▸ **What to produce**
Emit the data below verbatim, stripping out any pictures.

====== Entries provided

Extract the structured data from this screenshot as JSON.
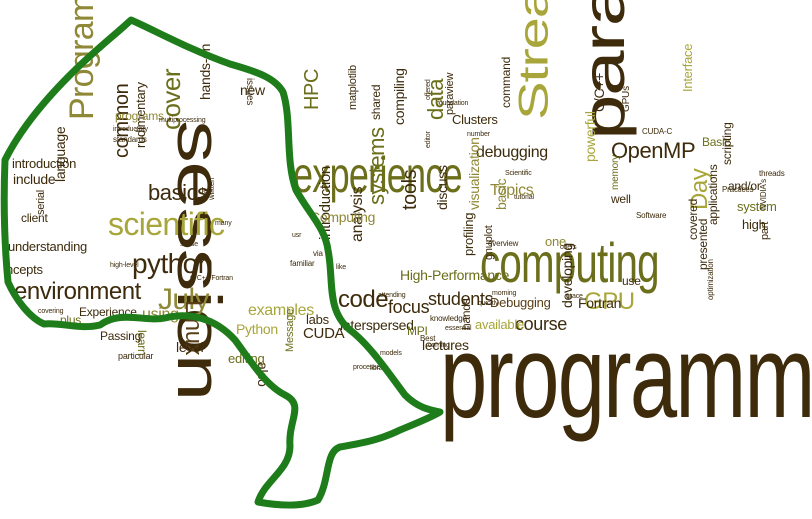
{
  "palette": {
    "dark": "#3d2b0c",
    "olive": "#6b6e1a",
    "gold": "#a8a63a",
    "brown": "#5a3e16",
    "khaki": "#8f8836",
    "outline": "#1e7d1a"
  },
  "words": [
    {
      "id": "programming-big",
      "text": "programming"
    },
    {
      "id": "parallel",
      "text": "parallel"
    },
    {
      "id": "session",
      "text": "session"
    },
    {
      "id": "computing",
      "text": "computing"
    },
    {
      "id": "experience",
      "text": "experience"
    },
    {
      "id": "stream",
      "text": "Stream"
    },
    {
      "id": "programming-mid",
      "text": "Programming"
    },
    {
      "id": "scientific",
      "text": "scientific"
    },
    {
      "id": "python",
      "text": "python"
    },
    {
      "id": "environment",
      "text": "environment"
    },
    {
      "id": "basics",
      "text": "basics"
    },
    {
      "id": "cover",
      "text": "cover"
    },
    {
      "id": "openmp",
      "text": "OpenMP"
    },
    {
      "id": "gpu",
      "text": "GPU"
    },
    {
      "id": "code",
      "text": "code"
    },
    {
      "id": "july",
      "text": "July"
    },
    {
      "id": "linux",
      "text": "Linux"
    },
    {
      "id": "data",
      "text": "data"
    },
    {
      "id": "hpc",
      "text": "HPC"
    },
    {
      "id": "common",
      "text": "common"
    },
    {
      "id": "systems",
      "text": "systems"
    },
    {
      "id": "tools",
      "text": "tools"
    },
    {
      "id": "debugging",
      "text": "debugging"
    },
    {
      "id": "topics",
      "text": "Topics"
    },
    {
      "id": "course",
      "text": "course"
    },
    {
      "id": "students",
      "text": "students"
    },
    {
      "id": "focus",
      "text": "focus"
    },
    {
      "id": "analysis",
      "text": "analysis"
    },
    {
      "id": "introduction-mid",
      "text": "introduction"
    },
    {
      "id": "examples",
      "text": "examples"
    },
    {
      "id": "python-cap",
      "text": "Python"
    },
    {
      "id": "using",
      "text": "using"
    },
    {
      "id": "learn",
      "text": "learn"
    },
    {
      "id": "also",
      "text": "also"
    },
    {
      "id": "level",
      "text": "level"
    },
    {
      "id": "day",
      "text": "Day"
    },
    {
      "id": "developing",
      "text": "developing"
    },
    {
      "id": "fortran",
      "text": "Fortran"
    },
    {
      "id": "lectures",
      "text": "lectures"
    },
    {
      "id": "available",
      "text": "available"
    },
    {
      "id": "debugging-cap",
      "text": "Debugging"
    },
    {
      "id": "high-performance",
      "text": "High-Performance"
    },
    {
      "id": "interspersed",
      "text": "interspersed"
    },
    {
      "id": "cuda",
      "text": "CUDA"
    },
    {
      "id": "message",
      "text": "Message"
    },
    {
      "id": "computing-cap",
      "text": "Computing"
    },
    {
      "id": "visualization",
      "text": "visualization"
    },
    {
      "id": "discuss",
      "text": "discuss"
    },
    {
      "id": "profiling",
      "text": "profiling"
    },
    {
      "id": "paraview",
      "text": "paraview"
    },
    {
      "id": "clusters",
      "text": "Clusters"
    },
    {
      "id": "command",
      "text": "command"
    },
    {
      "id": "compiling",
      "text": "compiling"
    },
    {
      "id": "shared",
      "text": "shared"
    },
    {
      "id": "matplotlib",
      "text": "matplotlib"
    },
    {
      "id": "c-cpp",
      "text": "C/C++"
    },
    {
      "id": "memory",
      "text": "memory"
    },
    {
      "id": "powerful",
      "text": "powerful"
    },
    {
      "id": "gpus",
      "text": "GPUs"
    },
    {
      "id": "interface",
      "text": "Interface"
    },
    {
      "id": "basic-cap",
      "text": "Basic"
    },
    {
      "id": "andor",
      "text": "and/or"
    },
    {
      "id": "scripting",
      "text": "scripting"
    },
    {
      "id": "system",
      "text": "system"
    },
    {
      "id": "high",
      "text": "high"
    },
    {
      "id": "applications",
      "text": "applications"
    },
    {
      "id": "covered",
      "text": "covered"
    },
    {
      "id": "presented",
      "text": "presented"
    },
    {
      "id": "use",
      "text": "use"
    },
    {
      "id": "well",
      "text": "well"
    },
    {
      "id": "one",
      "text": "one"
    },
    {
      "id": "basic",
      "text": "basic"
    },
    {
      "id": "mpi",
      "text": "MPI"
    },
    {
      "id": "hands",
      "text": "hands"
    },
    {
      "id": "labs",
      "text": "labs"
    },
    {
      "id": "editing",
      "text": "editing"
    },
    {
      "id": "hands-on",
      "text": "hands-on"
    },
    {
      "id": "new",
      "text": "new"
    },
    {
      "id": "issues",
      "text": "issues"
    },
    {
      "id": "rudimentary",
      "text": "rudimentary"
    },
    {
      "id": "programs",
      "text": "programs"
    },
    {
      "id": "language",
      "text": "language"
    },
    {
      "id": "include",
      "text": "include"
    },
    {
      "id": "introduction",
      "text": "introduction"
    },
    {
      "id": "understanding",
      "text": "understanding"
    },
    {
      "id": "client",
      "text": "client"
    },
    {
      "id": "serial",
      "text": "serial"
    },
    {
      "id": "experience-cap",
      "text": "Experience"
    },
    {
      "id": "passing",
      "text": "Passing"
    },
    {
      "id": "plus",
      "text": "plus"
    },
    {
      "id": "concepts",
      "text": "ncepts"
    },
    {
      "id": "particular",
      "text": "particular"
    },
    {
      "id": "multiprocessing",
      "text": "multiprocessing"
    },
    {
      "id": "introductory",
      "text": "introductory"
    },
    {
      "id": "standards",
      "text": "standards"
    },
    {
      "id": "gnuplot",
      "text": "gnuplot"
    },
    {
      "id": "overview",
      "text": "overview"
    },
    {
      "id": "morning",
      "text": "morning"
    },
    {
      "id": "optimization",
      "text": "optimization"
    },
    {
      "id": "nvidia",
      "text": "NVIDIA's"
    },
    {
      "id": "threads",
      "text": "threads"
    },
    {
      "id": "practices",
      "text": "Practices"
    },
    {
      "id": "software",
      "text": "Software"
    },
    {
      "id": "part",
      "text": "part"
    },
    {
      "id": "best",
      "text": "Best"
    },
    {
      "id": "knowledge",
      "text": "knowledge"
    },
    {
      "id": "coming",
      "text": "coming"
    },
    {
      "id": "models",
      "text": "models"
    },
    {
      "id": "quickly",
      "text": "quickly"
    },
    {
      "id": "offers",
      "text": "offers"
    },
    {
      "id": "essential",
      "text": "essential"
    },
    {
      "id": "foundation",
      "text": "foundation"
    },
    {
      "id": "number",
      "text": "number"
    },
    {
      "id": "scientific-small",
      "text": "Scientific"
    },
    {
      "id": "cuda-c",
      "text": "CUDA-C"
    },
    {
      "id": "sense",
      "text": "sense"
    },
    {
      "id": "written",
      "text": "written"
    },
    {
      "id": "familiar",
      "text": "familiar"
    },
    {
      "id": "covering",
      "text": "covering"
    },
    {
      "id": "high-level",
      "text": "high-level"
    },
    {
      "id": "offered",
      "text": "offered"
    },
    {
      "id": "editor",
      "text": "editor"
    },
    {
      "id": "tutorial",
      "text": "tutorial"
    },
    {
      "id": "processes",
      "text": "processes"
    },
    {
      "id": "grace",
      "text": "grace"
    },
    {
      "id": "library",
      "text": "library"
    },
    {
      "id": "attending",
      "text": "attending"
    },
    {
      "id": "like",
      "text": "like"
    },
    {
      "id": "cpp-fortran",
      "text": "C/C++/Fortran"
    },
    {
      "id": "dep",
      "text": "dep."
    },
    {
      "id": "via",
      "text": "via"
    },
    {
      "id": "many",
      "text": "many"
    },
    {
      "id": "usr",
      "text": "usr"
    }
  ]
}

============

▸ **Correct output**
Extract the structured data from this screenshot as JSON.
{
  "palette": {
    "dark": "#3d2b0c",
    "olive": "#6b6e1a",
    "gold": "#a8a63a",
    "brown": "#5a3e16",
    "khaki": "#8f8836",
    "outline": "#1e7d1a"
  },
  "words": [
    {
      "id": "programming-big",
      "text": "programming"
    },
    {
      "id": "parallel",
      "text": "parallel"
    },
    {
      "id": "session",
      "text": "session"
    },
    {
      "id": "computing",
      "text": "computing"
    },
    {
      "id": "experience",
      "text": "experience"
    },
    {
      "id": "stream",
      "text": "Stream"
    },
    {
      "id": "programming-mid",
      "text": "Programming"
    },
    {
      "id": "scientific",
      "text": "scientific"
    },
    {
      "id": "python",
      "text": "python"
    },
    {
      "id": "environment",
      "text": "environment"
    },
    {
      "id": "basics",
      "text": "basics"
    },
    {
      "id": "cover",
      "text": "cover"
    },
    {
      "id": "openmp",
      "text": "OpenMP"
    },
    {
      "id": "gpu",
      "text": "GPU"
    },
    {
      "id": "code",
      "text": "code"
    },
    {
      "id": "july",
      "text": "July"
    },
    {
      "id": "linux",
      "text": "Linux"
    },
    {
      "id": "data",
      "text": "data"
    },
    {
      "id": "hpc",
      "text": "HPC"
    },
    {
      "id": "common",
      "text": "common"
    },
    {
      "id": "systems",
      "text": "systems"
    },
    {
      "id": "tools",
      "text": "tools"
    },
    {
      "id": "debugging",
      "text": "debugging"
    },
    {
      "id": "topics",
      "text": "Topics"
    },
    {
      "id": "course",
      "text": "course"
    },
    {
      "id": "students",
      "text": "students"
    },
    {
      "id": "focus",
      "text": "focus"
    },
    {
      "id": "analysis",
      "text": "analysis"
    },
    {
      "id": "introduction-mid",
      "text": "introduction"
    },
    {
      "id": "examples",
      "text": "examples"
    },
    {
      "id": "python-cap",
      "text": "Python"
    },
    {
      "id": "using",
      "text": "using"
    },
    {
      "id": "learn",
      "text": "learn"
    },
    {
      "id": "also",
      "text": "also"
    },
    {
      "id": "level",
      "text": "level"
    },
    {
      "id": "day",
      "text": "Day"
    },
    {
      "id": "developing",
      "text": "developing"
    },
    {
      "id": "fortran",
      "text": "Fortran"
    },
    {
      "id": "lectures",
      "text": "lectures"
    },
    {
      "id": "available",
      "text": "available"
    },
    {
      "id": "debugging-cap",
      "text": "Debugging"
    },
    {
      "id": "high-performance",
      "text": "High-Performance"
    },
    {
      "id": "interspersed",
      "text": "interspersed"
    },
    {
      "id": "cuda",
      "text": "CUDA"
    },
    {
      "id": "message",
      "text": "Message"
    },
    {
      "id": "computing-cap",
      "text": "Computing"
    },
    {
      "id": "visualization",
      "text": "visualization"
    },
    {
      "id": "discuss",
      "text": "discuss"
    },
    {
      "id": "profiling",
      "text": "profiling"
    },
    {
      "id": "paraview",
      "text": "paraview"
    },
    {
      "id": "clusters",
      "text": "Clusters"
    },
    {
      "id": "command",
      "text": "command"
    },
    {
      "id": "compiling",
      "text": "compiling"
    },
    {
      "id": "shared",
      "text": "shared"
    },
    {
      "id": "matplotlib",
      "text": "matplotlib"
    },
    {
      "id": "c-cpp",
      "text": "C/C++"
    },
    {
      "id": "memory",
      "text": "memory"
    },
    {
      "id": "powerful",
      "text": "powerful"
    },
    {
      "id": "gpus",
      "text": "GPUs"
    },
    {
      "id": "interface",
      "text": "Interface"
    },
    {
      "id": "basic-cap",
      "text": "Basic"
    },
    {
      "id": "andor",
      "text": "and/or"
    },
    {
      "id": "scripting",
      "text": "scripting"
    },
    {
      "id": "system",
      "text": "system"
    },
    {
      "id": "high",
      "text": "high"
    },
    {
      "id": "applications",
      "text": "applications"
    },
    {
      "id": "covered",
      "text": "covered"
    },
    {
      "id": "presented",
      "text": "presented"
    },
    {
      "id": "use",
      "text": "use"
    },
    {
      "id": "well",
      "text": "well"
    },
    {
      "id": "one",
      "text": "one"
    },
    {
      "id": "basic",
      "text": "basic"
    },
    {
      "id": "mpi",
      "text": "MPI"
    },
    {
      "id": "hands",
      "text": "hands"
    },
    {
      "id": "labs",
      "text": "labs"
    },
    {
      "id": "editing",
      "text": "editing"
    },
    {
      "id": "hands-on",
      "text": "hands-on"
    },
    {
      "id": "new",
      "text": "new"
    },
    {
      "id": "issues",
      "text": "issues"
    },
    {
      "id": "rudimentary",
      "text": "rudimentary"
    },
    {
      "id": "programs",
      "text": "programs"
    },
    {
      "id": "language",
      "text": "language"
    },
    {
      "id": "include",
      "text": "include"
    },
    {
      "id": "introduction",
      "text": "introduction"
    },
    {
      "id": "understanding",
      "text": "understanding"
    },
    {
      "id": "client",
      "text": "client"
    },
    {
      "id": "serial",
      "text": "serial"
    },
    {
      "id": "experience-cap",
      "text": "Experience"
    },
    {
      "id": "passing",
      "text": "Passing"
    },
    {
      "id": "plus",
      "text": "plus"
    },
    {
      "id": "concepts",
      "text": "ncepts"
    },
    {
      "id": "particular",
      "text": "particular"
    },
    {
      "id": "multiprocessing",
      "text": "multiprocessing"
    },
    {
      "id": "introductory",
      "text": "introductory"
    },
    {
      "id": "standards",
      "text": "standards"
    },
    {
      "id": "gnuplot",
      "text": "gnuplot"
    },
    {
      "id": "overview",
      "text": "overview"
    },
    {
      "id": "morning",
      "text": "morning"
    },
    {
      "id": "optimization",
      "text": "optimization"
    },
    {
      "id": "nvidia",
      "text": "NVIDIA's"
    },
    {
      "id": "threads",
      "text": "threads"
    },
    {
      "id": "practices",
      "text": "Practices"
    },
    {
      "id": "software",
      "text": "Software"
    },
    {
      "id": "part",
      "text": "part"
    },
    {
      "id": "best",
      "text": "Best"
    },
    {
      "id": "knowledge",
      "text": "knowledge"
    },
    {
      "id": "coming",
      "text": "coming"
    },
    {
      "id": "models",
      "text": "models"
    },
    {
      "id": "quickly",
      "text": "quickly"
    },
    {
      "id": "offers",
      "text": "offers"
    },
    {
      "id": "essential",
      "text": "essential"
    },
    {
      "id": "foundation",
      "text": "foundation"
    },
    {
      "id": "number",
      "text": "number"
    },
    {
      "id": "scientific-small",
      "text": "Scientific"
    },
    {
      "id": "cuda-c",
      "text": "CUDA-C"
    },
    {
      "id": "sense",
      "text": "sense"
    },
    {
      "id": "written",
      "text": "written"
    },
    {
      "id": "familiar",
      "text": "familiar"
    },
    {
      "id": "covering",
      "text": "covering"
    },
    {
      "id": "high-level",
      "text": "high-level"
    },
    {
      "id": "offered",
      "text": "offered"
    },
    {
      "id": "editor",
      "text": "editor"
    },
    {
      "id": "tutorial",
      "text": "tutorial"
    },
    {
      "id": "processes",
      "text": "processes"
    },
    {
      "id": "grace",
      "text": "grace"
    },
    {
      "id": "library",
      "text": "library"
    },
    {
      "id": "attending",
      "text": "attending"
    },
    {
      "id": "like",
      "text": "like"
    },
    {
      "id": "cpp-fortran",
      "text": "C/C++/Fortran"
    },
    {
      "id": "dep",
      "text": "dep."
    },
    {
      "id": "via",
      "text": "via"
    },
    {
      "id": "many",
      "text": "many"
    },
    {
      "id": "usr",
      "text": "usr"
    }
  ]
}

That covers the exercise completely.